» Figure dataset records
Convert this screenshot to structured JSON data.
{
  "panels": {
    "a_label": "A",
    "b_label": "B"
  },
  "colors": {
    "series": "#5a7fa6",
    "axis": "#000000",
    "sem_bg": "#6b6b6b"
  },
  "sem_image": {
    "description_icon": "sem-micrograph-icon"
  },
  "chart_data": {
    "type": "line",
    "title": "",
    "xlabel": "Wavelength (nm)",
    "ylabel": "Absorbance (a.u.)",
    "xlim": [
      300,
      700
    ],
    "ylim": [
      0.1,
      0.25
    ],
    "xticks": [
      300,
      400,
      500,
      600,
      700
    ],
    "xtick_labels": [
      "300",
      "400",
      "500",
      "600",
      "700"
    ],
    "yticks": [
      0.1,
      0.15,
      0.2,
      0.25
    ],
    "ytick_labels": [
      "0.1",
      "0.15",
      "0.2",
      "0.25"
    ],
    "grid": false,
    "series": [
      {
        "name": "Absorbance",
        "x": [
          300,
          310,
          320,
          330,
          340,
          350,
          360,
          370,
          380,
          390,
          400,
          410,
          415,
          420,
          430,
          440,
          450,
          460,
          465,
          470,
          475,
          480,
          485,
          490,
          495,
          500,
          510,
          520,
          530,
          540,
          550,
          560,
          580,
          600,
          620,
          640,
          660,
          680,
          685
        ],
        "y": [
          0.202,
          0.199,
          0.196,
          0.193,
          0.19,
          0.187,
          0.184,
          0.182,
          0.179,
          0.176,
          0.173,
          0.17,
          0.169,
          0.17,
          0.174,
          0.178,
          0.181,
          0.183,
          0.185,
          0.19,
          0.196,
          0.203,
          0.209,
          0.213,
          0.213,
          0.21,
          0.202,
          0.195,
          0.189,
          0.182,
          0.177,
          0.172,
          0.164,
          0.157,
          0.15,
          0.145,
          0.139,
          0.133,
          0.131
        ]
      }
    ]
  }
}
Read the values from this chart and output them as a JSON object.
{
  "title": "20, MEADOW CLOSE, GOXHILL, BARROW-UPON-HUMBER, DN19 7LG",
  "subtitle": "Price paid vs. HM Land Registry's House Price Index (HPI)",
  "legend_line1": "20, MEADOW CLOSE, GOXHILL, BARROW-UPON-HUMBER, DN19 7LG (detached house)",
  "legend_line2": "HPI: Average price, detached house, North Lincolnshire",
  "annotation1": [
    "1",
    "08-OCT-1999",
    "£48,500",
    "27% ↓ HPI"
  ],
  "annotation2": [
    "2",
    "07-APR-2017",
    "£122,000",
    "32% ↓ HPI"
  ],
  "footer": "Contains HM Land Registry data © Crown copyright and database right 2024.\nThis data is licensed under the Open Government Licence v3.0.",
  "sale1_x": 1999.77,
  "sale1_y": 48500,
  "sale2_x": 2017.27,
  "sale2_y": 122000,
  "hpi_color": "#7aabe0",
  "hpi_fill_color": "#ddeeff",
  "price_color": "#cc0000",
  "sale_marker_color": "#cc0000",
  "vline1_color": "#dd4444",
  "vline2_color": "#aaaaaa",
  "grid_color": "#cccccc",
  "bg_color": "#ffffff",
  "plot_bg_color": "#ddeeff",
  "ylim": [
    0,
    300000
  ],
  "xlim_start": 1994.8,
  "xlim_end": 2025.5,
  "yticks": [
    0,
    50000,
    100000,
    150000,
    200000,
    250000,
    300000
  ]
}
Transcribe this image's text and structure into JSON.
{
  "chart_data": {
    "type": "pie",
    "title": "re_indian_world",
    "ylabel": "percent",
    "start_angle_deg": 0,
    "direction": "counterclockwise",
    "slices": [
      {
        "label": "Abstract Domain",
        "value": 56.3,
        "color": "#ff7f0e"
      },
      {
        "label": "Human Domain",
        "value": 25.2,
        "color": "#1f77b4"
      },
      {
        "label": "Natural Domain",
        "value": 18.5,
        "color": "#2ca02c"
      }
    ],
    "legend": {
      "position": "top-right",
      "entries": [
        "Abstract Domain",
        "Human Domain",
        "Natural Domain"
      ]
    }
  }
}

» Problem details
Return all of the entries exactly as written.

» Expected output
Convert this screenshot to structured JSON data.
{
  "panels": {
    "a_label": "A",
    "b_label": "B"
  },
  "colors": {
    "series": "#5a7fa6",
    "axis": "#000000",
    "sem_bg": "#6b6b6b"
  },
  "sem_image": {
    "description_icon": "sem-micrograph-icon"
  },
  "chart_data": {
    "type": "line",
    "title": "",
    "xlabel": "Wavelength (nm)",
    "ylabel": "Absorbance (a.u.)",
    "xlim": [
      300,
      700
    ],
    "ylim": [
      0.1,
      0.25
    ],
    "xticks": [
      300,
      400,
      500,
      600,
      700
    ],
    "xtick_labels": [
      "300",
      "400",
      "500",
      "600",
      "700"
    ],
    "yticks": [
      0.1,
      0.15,
      0.2,
      0.25
    ],
    "ytick_labels": [
      "0.1",
      "0.15",
      "0.2",
      "0.25"
    ],
    "grid": false,
    "series": [
      {
        "name": "Absorbance",
        "x": [
          300,
          310,
          320,
          330,
          340,
          350,
          360,
          370,
          380,
          390,
          400,
          410,
          415,
          420,
          430,
          440,
          450,
          460,
          465,
          470,
          475,
          480,
          485,
          490,
          495,
          500,
          510,
          520,
          530,
          540,
          550,
          560,
          580,
          600,
          620,
          640,
          660,
          680,
          685
        ],
        "y": [
          0.202,
          0.199,
          0.196,
          0.193,
          0.19,
          0.187,
          0.184,
          0.182,
          0.179,
          0.176,
          0.173,
          0.17,
          0.169,
          0.17,
          0.174,
          0.178,
          0.181,
          0.183,
          0.185,
          0.19,
          0.196,
          0.203,
          0.209,
          0.213,
          0.213,
          0.21,
          0.202,
          0.195,
          0.189,
          0.182,
          0.177,
          0.172,
          0.164,
          0.157,
          0.15,
          0.145,
          0.139,
          0.133,
          0.131
        ]
      }
    ]
  }
}
Read the values from this chart and output them as a JSON object.
{
  "title": "20, MEADOW CLOSE, GOXHILL, BARROW-UPON-HUMBER, DN19 7LG",
  "subtitle": "Price paid vs. HM Land Registry's House Price Index (HPI)",
  "legend_line1": "20, MEADOW CLOSE, GOXHILL, BARROW-UPON-HUMBER, DN19 7LG (detached house)",
  "legend_line2": "HPI: Average price, detached house, North Lincolnshire",
  "annotation1": [
    "1",
    "08-OCT-1999",
    "£48,500",
    "27% ↓ HPI"
  ],
  "annotation2": [
    "2",
    "07-APR-2017",
    "£122,000",
    "32% ↓ HPI"
  ],
  "footer": "Contains HM Land Registry data © Crown copyright and database right 2024.\nThis data is licensed under the Open Government Licence v3.0.",
  "sale1_x": 1999.77,
  "sale1_y": 48500,
  "sale2_x": 2017.27,
  "sale2_y": 122000,
  "hpi_color": "#7aabe0",
  "hpi_fill_color": "#ddeeff",
  "price_color": "#cc0000",
  "sale_marker_color": "#cc0000",
  "vline1_color": "#dd4444",
  "vline2_color": "#aaaaaa",
  "grid_color": "#cccccc",
  "bg_color": "#ffffff",
  "plot_bg_color": "#ddeeff",
  "ylim": [
    0,
    300000
  ],
  "xlim_start": 1994.8,
  "xlim_end": 2025.5,
  "yticks": [
    0,
    50000,
    100000,
    150000,
    200000,
    250000,
    300000
  ]
}
Transcribe this image's text and structure into JSON.
{
  "chart_data": {
    "type": "pie",
    "title": "re_indian_world",
    "ylabel": "percent",
    "start_angle_deg": 0,
    "direction": "counterclockwise",
    "slices": [
      {
        "label": "Abstract Domain",
        "value": 56.3,
        "color": "#ff7f0e"
      },
      {
        "label": "Human Domain",
        "value": 25.2,
        "color": "#1f77b4"
      },
      {
        "label": "Natural Domain",
        "value": 18.5,
        "color": "#2ca02c"
      }
    ],
    "legend": {
      "position": "top-right",
      "entries": [
        "Abstract Domain",
        "Human Domain",
        "Natural Domain"
      ]
    }
  }
}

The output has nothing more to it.